-- Begin Input --

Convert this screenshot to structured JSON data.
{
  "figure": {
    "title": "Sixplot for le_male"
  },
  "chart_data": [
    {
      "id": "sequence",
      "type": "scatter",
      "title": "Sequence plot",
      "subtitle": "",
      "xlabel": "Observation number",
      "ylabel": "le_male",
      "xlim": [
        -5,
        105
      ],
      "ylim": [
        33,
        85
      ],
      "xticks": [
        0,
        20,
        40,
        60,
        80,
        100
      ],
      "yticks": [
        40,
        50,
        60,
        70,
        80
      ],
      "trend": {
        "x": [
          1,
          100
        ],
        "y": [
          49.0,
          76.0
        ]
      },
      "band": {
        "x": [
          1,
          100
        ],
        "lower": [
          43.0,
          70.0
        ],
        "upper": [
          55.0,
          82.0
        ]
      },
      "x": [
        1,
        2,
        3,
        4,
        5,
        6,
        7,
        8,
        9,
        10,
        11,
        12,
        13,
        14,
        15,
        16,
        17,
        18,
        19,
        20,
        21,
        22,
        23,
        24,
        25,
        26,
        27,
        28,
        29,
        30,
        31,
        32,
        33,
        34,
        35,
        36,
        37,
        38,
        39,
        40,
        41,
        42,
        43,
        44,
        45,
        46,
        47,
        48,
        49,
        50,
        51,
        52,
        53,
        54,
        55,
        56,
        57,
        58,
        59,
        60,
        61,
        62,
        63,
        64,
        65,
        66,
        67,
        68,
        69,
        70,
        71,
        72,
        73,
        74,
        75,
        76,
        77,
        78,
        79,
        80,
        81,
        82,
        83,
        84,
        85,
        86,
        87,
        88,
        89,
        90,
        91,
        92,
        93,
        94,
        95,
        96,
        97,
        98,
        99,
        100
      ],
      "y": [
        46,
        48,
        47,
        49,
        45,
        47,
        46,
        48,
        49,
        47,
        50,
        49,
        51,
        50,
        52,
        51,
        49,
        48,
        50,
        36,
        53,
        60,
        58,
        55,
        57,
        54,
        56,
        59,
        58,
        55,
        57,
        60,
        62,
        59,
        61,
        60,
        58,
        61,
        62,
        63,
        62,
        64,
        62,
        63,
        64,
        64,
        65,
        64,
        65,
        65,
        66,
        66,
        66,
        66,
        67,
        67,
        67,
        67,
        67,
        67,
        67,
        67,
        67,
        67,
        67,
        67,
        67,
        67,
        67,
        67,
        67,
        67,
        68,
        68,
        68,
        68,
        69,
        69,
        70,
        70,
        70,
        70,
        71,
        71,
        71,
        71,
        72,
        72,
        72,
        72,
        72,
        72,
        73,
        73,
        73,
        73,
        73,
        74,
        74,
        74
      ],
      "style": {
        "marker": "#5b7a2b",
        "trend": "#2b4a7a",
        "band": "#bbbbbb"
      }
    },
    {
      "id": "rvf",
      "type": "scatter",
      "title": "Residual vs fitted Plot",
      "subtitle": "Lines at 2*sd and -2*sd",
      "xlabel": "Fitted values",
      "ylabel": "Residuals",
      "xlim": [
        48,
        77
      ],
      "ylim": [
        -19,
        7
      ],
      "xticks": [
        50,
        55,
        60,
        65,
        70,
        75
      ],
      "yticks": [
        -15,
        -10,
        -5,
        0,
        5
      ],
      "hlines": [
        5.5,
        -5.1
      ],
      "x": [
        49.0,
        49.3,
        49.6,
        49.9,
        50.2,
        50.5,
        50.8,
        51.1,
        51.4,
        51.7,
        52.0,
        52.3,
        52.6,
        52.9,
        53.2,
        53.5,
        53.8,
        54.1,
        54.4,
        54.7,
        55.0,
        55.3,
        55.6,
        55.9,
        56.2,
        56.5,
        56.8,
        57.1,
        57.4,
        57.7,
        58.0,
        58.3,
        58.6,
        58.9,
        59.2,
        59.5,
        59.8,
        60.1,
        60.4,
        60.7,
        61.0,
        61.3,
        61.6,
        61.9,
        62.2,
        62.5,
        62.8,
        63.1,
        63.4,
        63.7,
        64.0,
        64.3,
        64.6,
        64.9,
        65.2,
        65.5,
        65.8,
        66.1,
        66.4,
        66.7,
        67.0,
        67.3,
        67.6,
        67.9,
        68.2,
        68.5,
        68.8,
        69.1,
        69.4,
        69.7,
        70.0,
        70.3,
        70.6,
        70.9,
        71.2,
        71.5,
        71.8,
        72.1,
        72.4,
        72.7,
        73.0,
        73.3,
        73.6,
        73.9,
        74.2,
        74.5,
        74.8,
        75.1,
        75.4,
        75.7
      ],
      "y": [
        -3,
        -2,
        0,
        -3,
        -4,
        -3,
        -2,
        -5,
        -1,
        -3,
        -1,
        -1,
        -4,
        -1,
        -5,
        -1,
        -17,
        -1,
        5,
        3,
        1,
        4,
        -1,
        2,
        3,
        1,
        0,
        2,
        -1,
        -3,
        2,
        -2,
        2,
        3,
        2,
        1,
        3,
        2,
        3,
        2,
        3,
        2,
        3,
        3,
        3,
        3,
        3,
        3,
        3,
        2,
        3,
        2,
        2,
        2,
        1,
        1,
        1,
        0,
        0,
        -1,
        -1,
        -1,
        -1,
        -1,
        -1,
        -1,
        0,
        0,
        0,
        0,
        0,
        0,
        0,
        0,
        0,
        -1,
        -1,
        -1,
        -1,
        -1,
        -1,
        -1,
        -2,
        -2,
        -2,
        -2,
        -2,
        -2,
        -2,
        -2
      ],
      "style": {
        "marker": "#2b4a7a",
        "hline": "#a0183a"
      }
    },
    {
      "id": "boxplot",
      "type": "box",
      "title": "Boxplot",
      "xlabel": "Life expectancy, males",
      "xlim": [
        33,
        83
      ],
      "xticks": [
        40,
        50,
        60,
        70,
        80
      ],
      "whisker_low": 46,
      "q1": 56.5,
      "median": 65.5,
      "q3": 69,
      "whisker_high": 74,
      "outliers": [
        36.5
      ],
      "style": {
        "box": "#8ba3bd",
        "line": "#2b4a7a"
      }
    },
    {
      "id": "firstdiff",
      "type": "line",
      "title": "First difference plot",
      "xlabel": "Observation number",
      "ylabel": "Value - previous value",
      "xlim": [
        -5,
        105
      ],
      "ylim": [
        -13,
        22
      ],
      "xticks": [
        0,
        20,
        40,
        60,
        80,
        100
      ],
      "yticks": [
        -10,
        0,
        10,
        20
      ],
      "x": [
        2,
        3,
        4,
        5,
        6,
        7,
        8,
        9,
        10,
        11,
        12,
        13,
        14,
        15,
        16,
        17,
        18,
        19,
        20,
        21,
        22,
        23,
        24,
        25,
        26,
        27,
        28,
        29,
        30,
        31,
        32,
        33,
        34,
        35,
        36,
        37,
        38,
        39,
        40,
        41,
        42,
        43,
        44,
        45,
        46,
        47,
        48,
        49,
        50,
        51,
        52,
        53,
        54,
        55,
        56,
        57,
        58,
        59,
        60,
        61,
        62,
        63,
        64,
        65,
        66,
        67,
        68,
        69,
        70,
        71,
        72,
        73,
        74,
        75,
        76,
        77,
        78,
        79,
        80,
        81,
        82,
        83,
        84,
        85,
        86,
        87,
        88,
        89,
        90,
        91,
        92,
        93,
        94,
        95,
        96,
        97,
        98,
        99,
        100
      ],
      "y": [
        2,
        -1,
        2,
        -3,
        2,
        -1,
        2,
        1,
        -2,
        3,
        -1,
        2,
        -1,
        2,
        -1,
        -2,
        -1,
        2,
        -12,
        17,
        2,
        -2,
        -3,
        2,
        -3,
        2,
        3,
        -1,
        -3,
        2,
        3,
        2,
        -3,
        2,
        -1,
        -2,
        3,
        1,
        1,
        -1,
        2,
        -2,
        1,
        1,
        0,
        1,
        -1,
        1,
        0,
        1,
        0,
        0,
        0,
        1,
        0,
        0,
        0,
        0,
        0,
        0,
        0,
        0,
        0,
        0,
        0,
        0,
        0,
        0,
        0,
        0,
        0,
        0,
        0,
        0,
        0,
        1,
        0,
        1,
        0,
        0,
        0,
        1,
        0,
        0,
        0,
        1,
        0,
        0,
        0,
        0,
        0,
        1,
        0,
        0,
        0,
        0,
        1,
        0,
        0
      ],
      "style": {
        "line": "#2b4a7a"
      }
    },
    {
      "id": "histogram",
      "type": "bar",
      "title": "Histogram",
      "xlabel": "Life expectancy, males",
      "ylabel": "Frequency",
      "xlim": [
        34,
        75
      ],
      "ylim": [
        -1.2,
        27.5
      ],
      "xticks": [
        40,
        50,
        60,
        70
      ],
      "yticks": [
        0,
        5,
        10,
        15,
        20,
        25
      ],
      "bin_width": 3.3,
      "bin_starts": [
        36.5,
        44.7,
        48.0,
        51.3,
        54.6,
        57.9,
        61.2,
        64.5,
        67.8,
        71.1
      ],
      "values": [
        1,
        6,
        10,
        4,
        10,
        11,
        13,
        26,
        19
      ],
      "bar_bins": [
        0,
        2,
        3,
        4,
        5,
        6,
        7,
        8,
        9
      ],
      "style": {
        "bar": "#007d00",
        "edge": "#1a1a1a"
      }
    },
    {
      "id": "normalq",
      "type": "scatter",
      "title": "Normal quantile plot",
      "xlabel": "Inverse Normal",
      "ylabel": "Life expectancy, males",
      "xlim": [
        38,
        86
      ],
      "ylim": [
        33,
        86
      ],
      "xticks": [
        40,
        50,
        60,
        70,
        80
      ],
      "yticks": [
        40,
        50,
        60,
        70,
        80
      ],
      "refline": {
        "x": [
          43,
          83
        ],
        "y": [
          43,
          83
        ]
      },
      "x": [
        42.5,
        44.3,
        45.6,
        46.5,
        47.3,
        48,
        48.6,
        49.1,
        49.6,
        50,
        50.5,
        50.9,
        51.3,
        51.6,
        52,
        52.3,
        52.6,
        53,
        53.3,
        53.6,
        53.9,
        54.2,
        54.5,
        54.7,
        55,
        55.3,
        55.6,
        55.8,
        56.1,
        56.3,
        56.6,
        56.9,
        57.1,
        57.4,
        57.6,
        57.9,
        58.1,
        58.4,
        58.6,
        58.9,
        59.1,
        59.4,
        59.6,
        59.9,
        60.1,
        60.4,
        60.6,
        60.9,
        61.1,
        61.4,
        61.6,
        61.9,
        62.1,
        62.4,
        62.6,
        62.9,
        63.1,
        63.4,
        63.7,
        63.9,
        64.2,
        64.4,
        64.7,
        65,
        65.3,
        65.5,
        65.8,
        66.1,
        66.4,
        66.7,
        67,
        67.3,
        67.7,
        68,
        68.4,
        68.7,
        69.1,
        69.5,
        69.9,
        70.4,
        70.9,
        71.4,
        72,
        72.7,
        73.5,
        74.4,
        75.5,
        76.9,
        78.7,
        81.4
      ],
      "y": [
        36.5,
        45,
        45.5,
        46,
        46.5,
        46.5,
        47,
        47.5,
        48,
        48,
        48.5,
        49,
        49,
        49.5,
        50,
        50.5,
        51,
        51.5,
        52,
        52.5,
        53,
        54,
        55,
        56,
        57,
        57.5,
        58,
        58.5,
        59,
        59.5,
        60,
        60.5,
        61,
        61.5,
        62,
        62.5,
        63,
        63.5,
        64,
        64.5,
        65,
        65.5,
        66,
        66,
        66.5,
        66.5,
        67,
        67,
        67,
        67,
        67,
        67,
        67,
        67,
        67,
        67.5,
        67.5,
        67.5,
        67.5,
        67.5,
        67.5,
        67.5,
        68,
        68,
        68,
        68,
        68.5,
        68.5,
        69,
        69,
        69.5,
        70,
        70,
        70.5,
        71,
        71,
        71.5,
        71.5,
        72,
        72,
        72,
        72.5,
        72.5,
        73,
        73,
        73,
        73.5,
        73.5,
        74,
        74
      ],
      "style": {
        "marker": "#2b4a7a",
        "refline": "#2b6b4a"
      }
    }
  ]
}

-- End Input --

» **Prompt**: Locate the lines above that hold the word "ylabel". Show every one of them.

» **Exercise output**:
      "ylabel": "le_male",
      "ylabel": "Residuals",
      "ylabel": "Value - previous value",
      "ylabel": "Frequency",
      "ylabel": "Life expectancy, males",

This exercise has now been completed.